ACTIVITY:
All records that follow are to be output exactly.

(Structured page parsing data)
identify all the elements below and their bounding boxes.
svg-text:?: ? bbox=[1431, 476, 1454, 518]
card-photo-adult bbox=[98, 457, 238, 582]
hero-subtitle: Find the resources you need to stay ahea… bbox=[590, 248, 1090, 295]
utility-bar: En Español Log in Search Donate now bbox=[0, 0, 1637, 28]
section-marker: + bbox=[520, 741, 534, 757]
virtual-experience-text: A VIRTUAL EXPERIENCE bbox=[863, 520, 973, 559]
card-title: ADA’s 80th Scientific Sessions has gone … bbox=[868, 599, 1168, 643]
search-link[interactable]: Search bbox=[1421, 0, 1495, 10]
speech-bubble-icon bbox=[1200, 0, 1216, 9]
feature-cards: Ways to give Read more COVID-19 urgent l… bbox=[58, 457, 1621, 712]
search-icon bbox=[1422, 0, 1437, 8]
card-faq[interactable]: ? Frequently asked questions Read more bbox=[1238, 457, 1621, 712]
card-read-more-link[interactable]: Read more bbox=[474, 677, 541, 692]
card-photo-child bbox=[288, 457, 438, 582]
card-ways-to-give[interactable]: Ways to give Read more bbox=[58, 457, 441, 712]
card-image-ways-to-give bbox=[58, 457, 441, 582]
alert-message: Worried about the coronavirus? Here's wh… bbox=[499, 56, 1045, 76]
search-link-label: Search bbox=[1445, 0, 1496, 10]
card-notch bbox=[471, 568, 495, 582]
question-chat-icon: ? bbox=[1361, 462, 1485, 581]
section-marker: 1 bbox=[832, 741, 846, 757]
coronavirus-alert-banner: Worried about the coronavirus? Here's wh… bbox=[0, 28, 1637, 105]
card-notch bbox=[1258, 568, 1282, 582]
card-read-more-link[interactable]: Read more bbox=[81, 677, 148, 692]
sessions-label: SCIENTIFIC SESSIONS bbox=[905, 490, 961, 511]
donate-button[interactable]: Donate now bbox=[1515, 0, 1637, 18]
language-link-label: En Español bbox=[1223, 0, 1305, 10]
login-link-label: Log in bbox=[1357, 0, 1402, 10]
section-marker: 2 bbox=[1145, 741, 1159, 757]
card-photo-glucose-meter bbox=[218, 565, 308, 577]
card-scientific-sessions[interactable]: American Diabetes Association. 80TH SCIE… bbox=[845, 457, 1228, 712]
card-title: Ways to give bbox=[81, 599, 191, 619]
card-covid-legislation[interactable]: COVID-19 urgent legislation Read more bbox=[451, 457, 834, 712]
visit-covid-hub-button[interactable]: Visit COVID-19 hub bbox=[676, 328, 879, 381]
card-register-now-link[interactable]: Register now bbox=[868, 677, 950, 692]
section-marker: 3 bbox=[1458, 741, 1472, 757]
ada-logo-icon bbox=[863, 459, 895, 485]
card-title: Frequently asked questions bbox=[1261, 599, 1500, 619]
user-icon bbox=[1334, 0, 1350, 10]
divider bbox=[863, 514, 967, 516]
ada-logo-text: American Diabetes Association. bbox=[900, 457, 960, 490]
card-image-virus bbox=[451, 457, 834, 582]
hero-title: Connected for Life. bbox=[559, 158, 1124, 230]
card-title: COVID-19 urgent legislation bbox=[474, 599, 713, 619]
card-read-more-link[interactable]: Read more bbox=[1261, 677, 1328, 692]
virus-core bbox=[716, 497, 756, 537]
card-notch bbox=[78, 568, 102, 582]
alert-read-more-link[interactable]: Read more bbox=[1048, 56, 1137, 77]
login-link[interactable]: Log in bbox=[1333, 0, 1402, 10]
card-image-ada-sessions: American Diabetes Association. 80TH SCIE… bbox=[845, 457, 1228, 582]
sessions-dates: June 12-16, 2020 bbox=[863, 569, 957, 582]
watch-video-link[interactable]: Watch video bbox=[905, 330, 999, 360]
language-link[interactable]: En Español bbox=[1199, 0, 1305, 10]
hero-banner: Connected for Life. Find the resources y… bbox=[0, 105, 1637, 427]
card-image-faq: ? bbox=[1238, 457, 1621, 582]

RESPONSE:
identify all the elements below and their bounding boxes.
svg-text:?: ? bbox=[1431, 476, 1454, 518]
card-photo-adult bbox=[98, 457, 238, 582]
hero-subtitle: Find the resources you need to stay ahea… bbox=[590, 248, 1090, 295]
utility-bar: En Español Log in Search Donate now bbox=[0, 0, 1637, 28]
section-marker: + bbox=[520, 741, 534, 757]
virtual-experience-text: A VIRTUAL EXPERIENCE bbox=[863, 520, 973, 559]
card-title: ADA’s 80th Scientific Sessions has gone … bbox=[868, 599, 1168, 643]
search-link[interactable]: Search bbox=[1421, 0, 1495, 10]
speech-bubble-icon bbox=[1200, 0, 1216, 9]
feature-cards: Ways to give Read more COVID-19 urgent l… bbox=[58, 457, 1621, 712]
search-icon bbox=[1422, 0, 1437, 8]
card-faq[interactable]: ? Frequently asked questions Read more bbox=[1238, 457, 1621, 712]
card-read-more-link[interactable]: Read more bbox=[474, 677, 541, 692]
card-photo-child bbox=[288, 457, 438, 582]
card-ways-to-give[interactable]: Ways to give Read more bbox=[58, 457, 441, 712]
card-image-ways-to-give bbox=[58, 457, 441, 582]
alert-message: Worried about the coronavirus? Here's wh… bbox=[499, 56, 1045, 76]
search-link-label: Search bbox=[1445, 0, 1496, 10]
card-notch bbox=[471, 568, 495, 582]
question-chat-icon: ? bbox=[1361, 462, 1485, 581]
section-marker: 1 bbox=[832, 741, 846, 757]
coronavirus-alert-banner: Worried about the coronavirus? Here's wh… bbox=[0, 28, 1637, 105]
card-notch bbox=[1258, 568, 1282, 582]
card-read-more-link[interactable]: Read more bbox=[81, 677, 148, 692]
sessions-label: SCIENTIFIC SESSIONS bbox=[905, 490, 961, 511]
donate-button[interactable]: Donate now bbox=[1515, 0, 1637, 18]
language-link-label: En Español bbox=[1223, 0, 1305, 10]
login-link-label: Log in bbox=[1357, 0, 1402, 10]
section-marker: 2 bbox=[1145, 741, 1159, 757]
card-photo-glucose-meter bbox=[218, 565, 308, 577]
card-scientific-sessions[interactable]: American Diabetes Association. 80TH SCIE… bbox=[845, 457, 1228, 712]
card-title: Ways to give bbox=[81, 599, 191, 619]
card-covid-legislation[interactable]: COVID-19 urgent legislation Read more bbox=[451, 457, 834, 712]
visit-covid-hub-button[interactable]: Visit COVID-19 hub bbox=[676, 328, 879, 381]
card-register-now-link[interactable]: Register now bbox=[868, 677, 950, 692]
section-marker: 3 bbox=[1458, 741, 1472, 757]
ada-logo-icon bbox=[863, 459, 895, 485]
card-title: Frequently asked questions bbox=[1261, 599, 1500, 619]
user-icon bbox=[1334, 0, 1350, 10]
divider bbox=[863, 514, 967, 516]
ada-logo-text: American Diabetes Association. bbox=[900, 457, 960, 490]
card-image-virus bbox=[451, 457, 834, 582]
hero-title: Connected for Life. bbox=[559, 158, 1124, 230]
card-title: COVID-19 urgent legislation bbox=[474, 599, 713, 619]
card-read-more-link[interactable]: Read more bbox=[1261, 677, 1328, 692]
virus-core bbox=[716, 497, 756, 537]
card-notch bbox=[78, 568, 102, 582]
alert-read-more-link[interactable]: Read more bbox=[1048, 56, 1137, 77]
login-link[interactable]: Log in bbox=[1333, 0, 1402, 10]
card-image-ada-sessions: American Diabetes Association. 80TH SCIE… bbox=[845, 457, 1228, 582]
sessions-dates: June 12-16, 2020 bbox=[863, 569, 957, 582]
watch-video-link[interactable]: Watch video bbox=[905, 330, 999, 360]
language-link[interactable]: En Español bbox=[1199, 0, 1305, 10]
hero-banner: Connected for Life. Find the resources y… bbox=[0, 105, 1637, 427]
card-image-faq: ? bbox=[1238, 457, 1621, 582]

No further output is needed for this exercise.